---------- EXTRACTED RECORDS ----------

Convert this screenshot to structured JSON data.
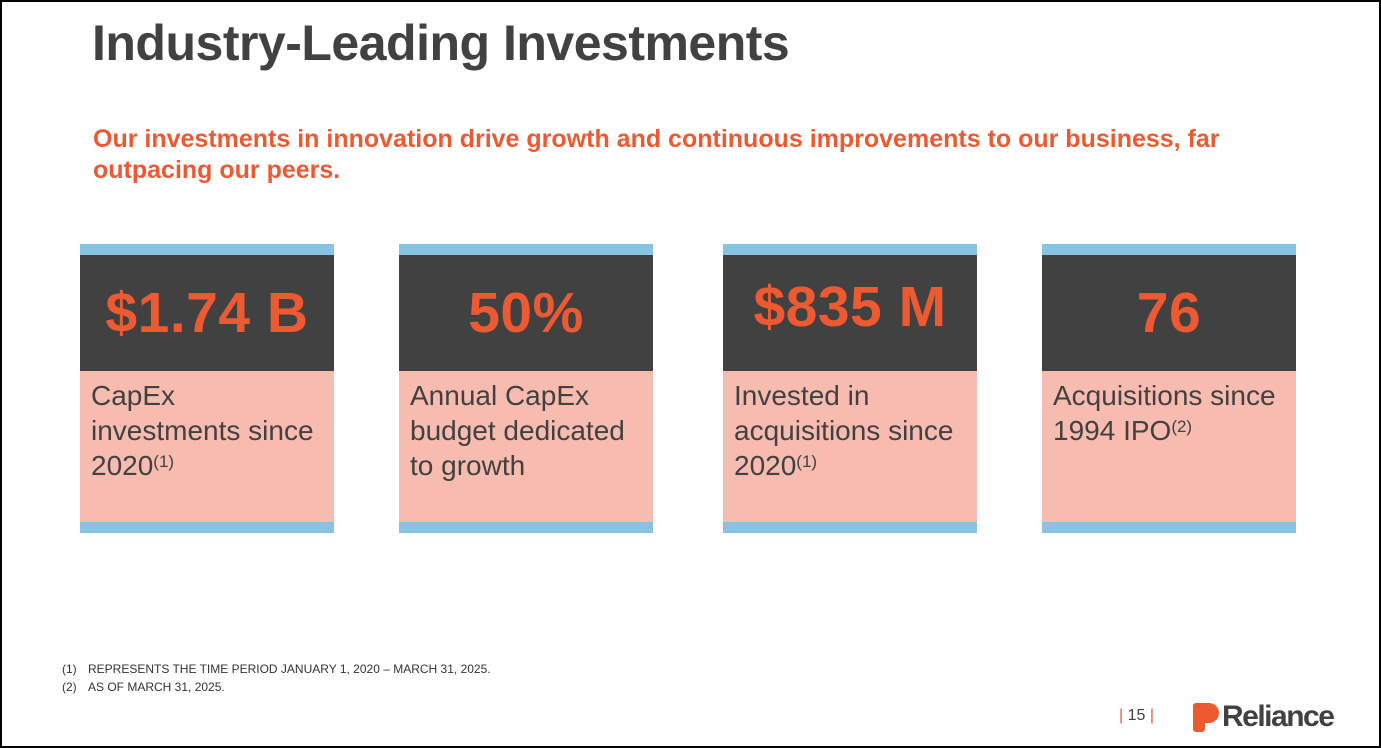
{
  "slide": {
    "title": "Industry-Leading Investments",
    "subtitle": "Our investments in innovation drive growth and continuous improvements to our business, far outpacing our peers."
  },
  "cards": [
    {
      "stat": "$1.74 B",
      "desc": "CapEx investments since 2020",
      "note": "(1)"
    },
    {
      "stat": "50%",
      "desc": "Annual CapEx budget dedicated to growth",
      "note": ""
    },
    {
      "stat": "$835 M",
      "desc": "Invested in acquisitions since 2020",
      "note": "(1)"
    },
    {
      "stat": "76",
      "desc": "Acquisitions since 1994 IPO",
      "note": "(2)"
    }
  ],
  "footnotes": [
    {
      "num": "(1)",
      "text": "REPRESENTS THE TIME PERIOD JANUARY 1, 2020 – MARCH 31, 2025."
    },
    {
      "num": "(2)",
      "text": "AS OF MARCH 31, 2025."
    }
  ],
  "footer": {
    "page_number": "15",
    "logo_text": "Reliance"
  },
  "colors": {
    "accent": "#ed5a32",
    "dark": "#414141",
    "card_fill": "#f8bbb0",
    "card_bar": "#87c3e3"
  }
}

----------
---------- EXTRACTED RECORDS ----------

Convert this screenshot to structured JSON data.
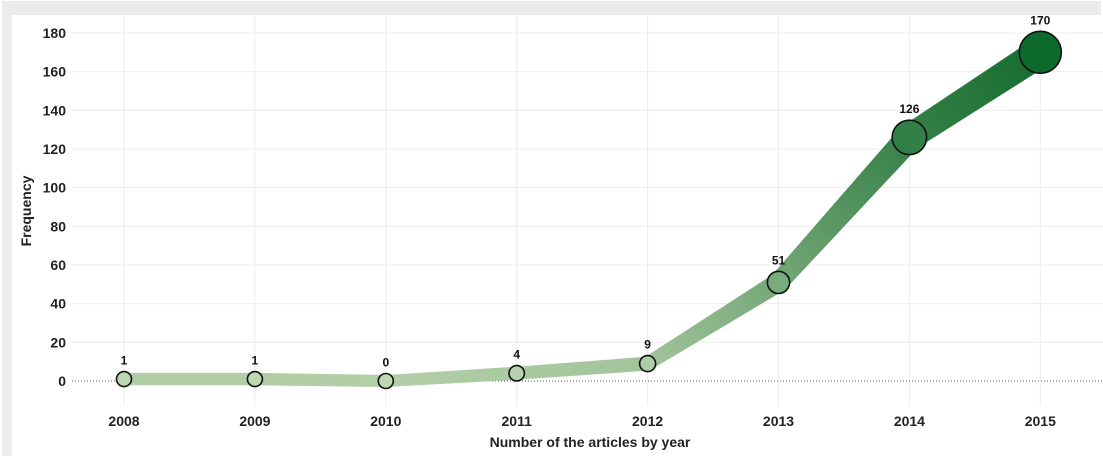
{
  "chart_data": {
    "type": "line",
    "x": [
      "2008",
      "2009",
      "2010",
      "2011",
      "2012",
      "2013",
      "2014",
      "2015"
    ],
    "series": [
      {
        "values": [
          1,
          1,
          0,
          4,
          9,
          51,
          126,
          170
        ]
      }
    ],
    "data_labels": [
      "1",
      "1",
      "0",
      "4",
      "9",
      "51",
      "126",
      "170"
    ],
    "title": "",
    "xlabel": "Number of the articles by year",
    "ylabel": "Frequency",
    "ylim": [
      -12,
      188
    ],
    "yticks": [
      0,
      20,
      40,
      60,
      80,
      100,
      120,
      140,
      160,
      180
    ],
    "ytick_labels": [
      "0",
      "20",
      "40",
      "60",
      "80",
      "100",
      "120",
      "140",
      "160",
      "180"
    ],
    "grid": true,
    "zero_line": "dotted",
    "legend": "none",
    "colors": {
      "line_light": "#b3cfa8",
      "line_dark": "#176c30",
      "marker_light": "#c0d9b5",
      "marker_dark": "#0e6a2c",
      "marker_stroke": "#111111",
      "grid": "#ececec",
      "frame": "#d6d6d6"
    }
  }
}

----------

TASK DIRECTIONS: Above is a listing; report how many of its lines include the word "CapEx", giving the number only.

RIGHT ANSWER: 2